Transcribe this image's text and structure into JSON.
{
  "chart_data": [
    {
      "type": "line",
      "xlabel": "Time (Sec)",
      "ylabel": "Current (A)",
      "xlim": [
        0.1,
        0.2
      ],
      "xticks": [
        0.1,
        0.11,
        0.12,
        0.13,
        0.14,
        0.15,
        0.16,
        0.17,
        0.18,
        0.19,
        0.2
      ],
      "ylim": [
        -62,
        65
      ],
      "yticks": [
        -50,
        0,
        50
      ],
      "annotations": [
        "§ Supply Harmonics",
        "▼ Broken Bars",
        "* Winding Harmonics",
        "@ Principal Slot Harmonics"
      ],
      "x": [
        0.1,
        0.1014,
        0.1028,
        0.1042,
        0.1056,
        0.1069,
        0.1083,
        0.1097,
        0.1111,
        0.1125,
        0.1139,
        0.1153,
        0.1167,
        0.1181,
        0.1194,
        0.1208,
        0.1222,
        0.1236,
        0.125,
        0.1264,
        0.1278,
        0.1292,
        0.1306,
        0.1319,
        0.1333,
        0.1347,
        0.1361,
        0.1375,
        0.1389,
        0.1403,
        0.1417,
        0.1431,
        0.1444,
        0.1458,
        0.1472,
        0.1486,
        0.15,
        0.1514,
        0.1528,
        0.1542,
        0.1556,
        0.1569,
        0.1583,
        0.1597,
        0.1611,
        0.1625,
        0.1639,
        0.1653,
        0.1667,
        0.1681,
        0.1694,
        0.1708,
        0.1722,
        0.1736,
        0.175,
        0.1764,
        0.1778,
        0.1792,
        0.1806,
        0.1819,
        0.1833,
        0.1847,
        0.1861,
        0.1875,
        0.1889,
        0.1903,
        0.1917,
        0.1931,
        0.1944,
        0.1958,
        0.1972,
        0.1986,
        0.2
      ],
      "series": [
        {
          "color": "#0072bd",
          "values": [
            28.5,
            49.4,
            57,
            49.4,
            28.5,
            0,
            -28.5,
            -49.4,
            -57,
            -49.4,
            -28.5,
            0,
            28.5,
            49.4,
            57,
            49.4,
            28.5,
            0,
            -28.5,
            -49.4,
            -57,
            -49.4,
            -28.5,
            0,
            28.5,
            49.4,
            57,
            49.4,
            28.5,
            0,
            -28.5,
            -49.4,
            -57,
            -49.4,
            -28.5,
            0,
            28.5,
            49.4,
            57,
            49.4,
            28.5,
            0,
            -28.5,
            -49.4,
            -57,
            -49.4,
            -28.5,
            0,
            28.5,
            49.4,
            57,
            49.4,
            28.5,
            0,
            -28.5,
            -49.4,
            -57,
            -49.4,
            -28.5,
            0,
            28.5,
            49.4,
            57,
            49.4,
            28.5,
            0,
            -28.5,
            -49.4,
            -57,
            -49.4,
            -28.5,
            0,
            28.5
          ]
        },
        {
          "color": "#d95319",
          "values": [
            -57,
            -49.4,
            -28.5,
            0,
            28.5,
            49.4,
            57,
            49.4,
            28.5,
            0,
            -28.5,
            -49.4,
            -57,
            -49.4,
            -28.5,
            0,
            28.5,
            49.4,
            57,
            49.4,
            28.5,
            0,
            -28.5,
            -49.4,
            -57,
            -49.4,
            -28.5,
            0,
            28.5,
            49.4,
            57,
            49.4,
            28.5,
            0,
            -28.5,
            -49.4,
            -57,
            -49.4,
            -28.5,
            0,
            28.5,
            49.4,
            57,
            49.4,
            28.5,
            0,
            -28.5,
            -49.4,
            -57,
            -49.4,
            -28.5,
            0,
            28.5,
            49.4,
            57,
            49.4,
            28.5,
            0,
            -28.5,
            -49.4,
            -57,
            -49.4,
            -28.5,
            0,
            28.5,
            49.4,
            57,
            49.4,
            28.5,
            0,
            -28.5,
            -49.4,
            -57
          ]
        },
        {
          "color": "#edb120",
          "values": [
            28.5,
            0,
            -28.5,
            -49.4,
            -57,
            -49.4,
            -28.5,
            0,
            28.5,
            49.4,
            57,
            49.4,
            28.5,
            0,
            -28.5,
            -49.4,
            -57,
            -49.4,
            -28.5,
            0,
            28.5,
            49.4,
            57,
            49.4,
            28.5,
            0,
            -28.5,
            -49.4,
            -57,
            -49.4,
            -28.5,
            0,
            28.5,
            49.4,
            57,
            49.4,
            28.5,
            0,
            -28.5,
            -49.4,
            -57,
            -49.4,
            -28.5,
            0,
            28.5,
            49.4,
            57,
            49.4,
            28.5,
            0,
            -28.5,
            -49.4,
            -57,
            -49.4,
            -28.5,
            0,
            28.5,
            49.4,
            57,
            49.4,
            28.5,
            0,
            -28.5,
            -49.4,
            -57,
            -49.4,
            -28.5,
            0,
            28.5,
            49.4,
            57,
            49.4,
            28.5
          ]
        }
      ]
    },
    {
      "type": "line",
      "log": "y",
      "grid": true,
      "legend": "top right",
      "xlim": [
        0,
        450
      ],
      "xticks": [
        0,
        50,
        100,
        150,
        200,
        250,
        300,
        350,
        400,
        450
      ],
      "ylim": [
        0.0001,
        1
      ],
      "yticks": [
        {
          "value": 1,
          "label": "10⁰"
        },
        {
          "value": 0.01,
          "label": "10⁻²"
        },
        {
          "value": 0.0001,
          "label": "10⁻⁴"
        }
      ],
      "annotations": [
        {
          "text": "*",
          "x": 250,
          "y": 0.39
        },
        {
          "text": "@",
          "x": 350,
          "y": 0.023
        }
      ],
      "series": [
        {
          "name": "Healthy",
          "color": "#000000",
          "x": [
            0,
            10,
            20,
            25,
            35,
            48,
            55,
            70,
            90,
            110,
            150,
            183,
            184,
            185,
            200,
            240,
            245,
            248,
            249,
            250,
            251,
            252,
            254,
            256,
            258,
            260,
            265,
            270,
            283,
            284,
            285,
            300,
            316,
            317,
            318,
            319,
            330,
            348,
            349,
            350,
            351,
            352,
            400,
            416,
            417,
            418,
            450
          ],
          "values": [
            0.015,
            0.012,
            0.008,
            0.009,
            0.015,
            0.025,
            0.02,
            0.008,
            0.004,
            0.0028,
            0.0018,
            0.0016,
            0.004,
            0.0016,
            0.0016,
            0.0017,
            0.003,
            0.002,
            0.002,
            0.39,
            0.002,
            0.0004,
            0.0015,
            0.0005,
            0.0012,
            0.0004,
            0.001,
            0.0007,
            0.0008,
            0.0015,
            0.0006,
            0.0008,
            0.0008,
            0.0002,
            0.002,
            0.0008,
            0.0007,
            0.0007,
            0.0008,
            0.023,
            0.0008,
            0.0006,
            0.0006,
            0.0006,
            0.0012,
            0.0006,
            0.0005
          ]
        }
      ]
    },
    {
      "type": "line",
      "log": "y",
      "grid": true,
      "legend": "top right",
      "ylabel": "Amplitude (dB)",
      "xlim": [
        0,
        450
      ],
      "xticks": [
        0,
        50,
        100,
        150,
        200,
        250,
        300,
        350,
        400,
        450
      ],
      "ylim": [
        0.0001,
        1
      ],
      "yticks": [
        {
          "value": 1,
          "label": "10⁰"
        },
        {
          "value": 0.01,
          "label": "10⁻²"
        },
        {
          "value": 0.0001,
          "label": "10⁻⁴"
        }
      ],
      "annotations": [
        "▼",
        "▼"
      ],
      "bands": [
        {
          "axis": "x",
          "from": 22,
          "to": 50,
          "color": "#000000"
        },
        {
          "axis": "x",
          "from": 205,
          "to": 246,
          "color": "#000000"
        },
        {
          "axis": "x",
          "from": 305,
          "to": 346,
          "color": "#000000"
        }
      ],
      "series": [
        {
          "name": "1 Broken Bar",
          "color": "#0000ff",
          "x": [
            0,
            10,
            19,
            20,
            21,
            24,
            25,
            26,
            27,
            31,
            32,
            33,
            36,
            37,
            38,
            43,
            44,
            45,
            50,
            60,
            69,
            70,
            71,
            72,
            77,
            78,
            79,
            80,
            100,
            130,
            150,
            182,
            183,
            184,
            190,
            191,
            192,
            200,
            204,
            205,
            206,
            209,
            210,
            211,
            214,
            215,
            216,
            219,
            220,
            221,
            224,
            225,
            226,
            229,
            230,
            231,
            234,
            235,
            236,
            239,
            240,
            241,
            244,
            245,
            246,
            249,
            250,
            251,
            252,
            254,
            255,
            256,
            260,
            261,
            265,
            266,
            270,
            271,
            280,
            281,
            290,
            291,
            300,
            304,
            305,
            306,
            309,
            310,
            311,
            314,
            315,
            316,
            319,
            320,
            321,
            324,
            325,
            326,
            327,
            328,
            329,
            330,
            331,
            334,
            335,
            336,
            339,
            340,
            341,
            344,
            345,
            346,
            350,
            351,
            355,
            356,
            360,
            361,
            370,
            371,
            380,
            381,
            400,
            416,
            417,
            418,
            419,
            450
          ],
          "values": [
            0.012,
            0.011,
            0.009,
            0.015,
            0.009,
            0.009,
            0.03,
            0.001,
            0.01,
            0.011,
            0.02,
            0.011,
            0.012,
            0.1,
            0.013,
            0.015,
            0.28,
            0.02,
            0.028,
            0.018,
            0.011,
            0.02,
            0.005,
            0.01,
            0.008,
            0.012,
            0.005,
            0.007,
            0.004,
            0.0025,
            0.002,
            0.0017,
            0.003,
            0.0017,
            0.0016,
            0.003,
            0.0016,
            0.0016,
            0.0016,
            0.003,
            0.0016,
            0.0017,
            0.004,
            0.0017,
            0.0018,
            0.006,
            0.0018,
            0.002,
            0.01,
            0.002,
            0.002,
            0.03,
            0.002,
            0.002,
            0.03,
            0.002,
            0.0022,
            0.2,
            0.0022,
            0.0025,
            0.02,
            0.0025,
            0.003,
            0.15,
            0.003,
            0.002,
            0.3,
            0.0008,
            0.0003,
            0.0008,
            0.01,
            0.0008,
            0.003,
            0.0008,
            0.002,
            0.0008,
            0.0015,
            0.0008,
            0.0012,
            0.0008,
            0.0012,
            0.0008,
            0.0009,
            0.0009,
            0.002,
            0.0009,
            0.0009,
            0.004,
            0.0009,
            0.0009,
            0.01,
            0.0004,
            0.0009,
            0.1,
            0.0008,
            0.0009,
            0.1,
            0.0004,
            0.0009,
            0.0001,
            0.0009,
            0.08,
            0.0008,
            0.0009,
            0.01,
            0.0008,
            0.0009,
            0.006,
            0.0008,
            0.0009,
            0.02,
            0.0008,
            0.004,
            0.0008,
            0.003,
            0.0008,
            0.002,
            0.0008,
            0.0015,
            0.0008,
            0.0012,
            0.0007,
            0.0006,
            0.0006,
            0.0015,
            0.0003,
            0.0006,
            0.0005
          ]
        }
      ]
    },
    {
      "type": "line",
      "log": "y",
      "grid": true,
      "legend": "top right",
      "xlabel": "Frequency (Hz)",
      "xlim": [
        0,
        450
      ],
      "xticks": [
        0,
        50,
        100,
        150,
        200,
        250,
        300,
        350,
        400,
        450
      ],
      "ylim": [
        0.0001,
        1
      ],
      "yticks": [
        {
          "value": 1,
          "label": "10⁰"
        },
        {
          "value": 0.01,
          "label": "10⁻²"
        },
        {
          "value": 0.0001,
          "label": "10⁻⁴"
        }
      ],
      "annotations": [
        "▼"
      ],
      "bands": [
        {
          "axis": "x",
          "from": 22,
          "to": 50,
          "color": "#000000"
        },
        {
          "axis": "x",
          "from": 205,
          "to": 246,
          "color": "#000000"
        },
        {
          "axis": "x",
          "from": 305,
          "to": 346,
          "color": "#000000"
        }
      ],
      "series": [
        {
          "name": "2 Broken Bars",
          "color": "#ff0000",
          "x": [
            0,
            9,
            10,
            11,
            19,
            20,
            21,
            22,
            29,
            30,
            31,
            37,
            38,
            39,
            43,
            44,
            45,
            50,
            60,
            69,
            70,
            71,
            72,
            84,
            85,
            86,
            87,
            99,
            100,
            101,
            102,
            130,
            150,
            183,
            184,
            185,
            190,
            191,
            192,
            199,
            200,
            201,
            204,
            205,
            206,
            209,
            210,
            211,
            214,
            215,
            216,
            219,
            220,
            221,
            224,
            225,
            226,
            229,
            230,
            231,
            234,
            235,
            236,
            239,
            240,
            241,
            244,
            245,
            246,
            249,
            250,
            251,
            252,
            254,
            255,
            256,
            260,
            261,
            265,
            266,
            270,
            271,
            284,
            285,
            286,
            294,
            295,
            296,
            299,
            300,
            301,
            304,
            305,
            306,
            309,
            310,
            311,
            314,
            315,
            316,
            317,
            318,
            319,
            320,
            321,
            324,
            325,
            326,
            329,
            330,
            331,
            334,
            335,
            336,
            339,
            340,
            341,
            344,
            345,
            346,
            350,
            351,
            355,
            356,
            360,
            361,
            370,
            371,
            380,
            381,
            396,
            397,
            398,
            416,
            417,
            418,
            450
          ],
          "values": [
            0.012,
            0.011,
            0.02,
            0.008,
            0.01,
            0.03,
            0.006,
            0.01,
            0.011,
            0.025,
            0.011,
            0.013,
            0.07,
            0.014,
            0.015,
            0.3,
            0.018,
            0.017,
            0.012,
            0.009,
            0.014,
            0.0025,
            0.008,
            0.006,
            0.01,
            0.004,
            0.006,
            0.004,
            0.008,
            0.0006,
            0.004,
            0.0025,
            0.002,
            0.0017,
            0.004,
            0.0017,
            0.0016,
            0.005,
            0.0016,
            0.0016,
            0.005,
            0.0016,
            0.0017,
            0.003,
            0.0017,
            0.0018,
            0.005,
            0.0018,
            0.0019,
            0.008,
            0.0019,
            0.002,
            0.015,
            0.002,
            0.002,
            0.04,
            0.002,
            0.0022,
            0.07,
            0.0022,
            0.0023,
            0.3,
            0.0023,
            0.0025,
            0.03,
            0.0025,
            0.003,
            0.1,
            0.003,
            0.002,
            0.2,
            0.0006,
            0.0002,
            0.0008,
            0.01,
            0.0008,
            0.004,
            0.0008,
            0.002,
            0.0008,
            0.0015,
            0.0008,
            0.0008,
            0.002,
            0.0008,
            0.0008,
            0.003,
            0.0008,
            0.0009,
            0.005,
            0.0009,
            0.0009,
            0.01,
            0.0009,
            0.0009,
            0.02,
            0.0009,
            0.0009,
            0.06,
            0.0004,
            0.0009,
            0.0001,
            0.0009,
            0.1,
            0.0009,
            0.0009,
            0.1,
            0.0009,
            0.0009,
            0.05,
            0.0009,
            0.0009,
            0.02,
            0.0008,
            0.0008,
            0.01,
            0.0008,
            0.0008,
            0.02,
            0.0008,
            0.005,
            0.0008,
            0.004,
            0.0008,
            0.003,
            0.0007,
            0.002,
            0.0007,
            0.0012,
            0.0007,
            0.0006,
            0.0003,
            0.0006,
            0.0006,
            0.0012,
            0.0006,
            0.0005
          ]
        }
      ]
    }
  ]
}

* * *

* _TASK DETAILS_
List the lines that contain the word "ylabel".

* _RESPONSE_
      "ylabel": "Current (A)",
      "ylabel": "Amplitude (dB)",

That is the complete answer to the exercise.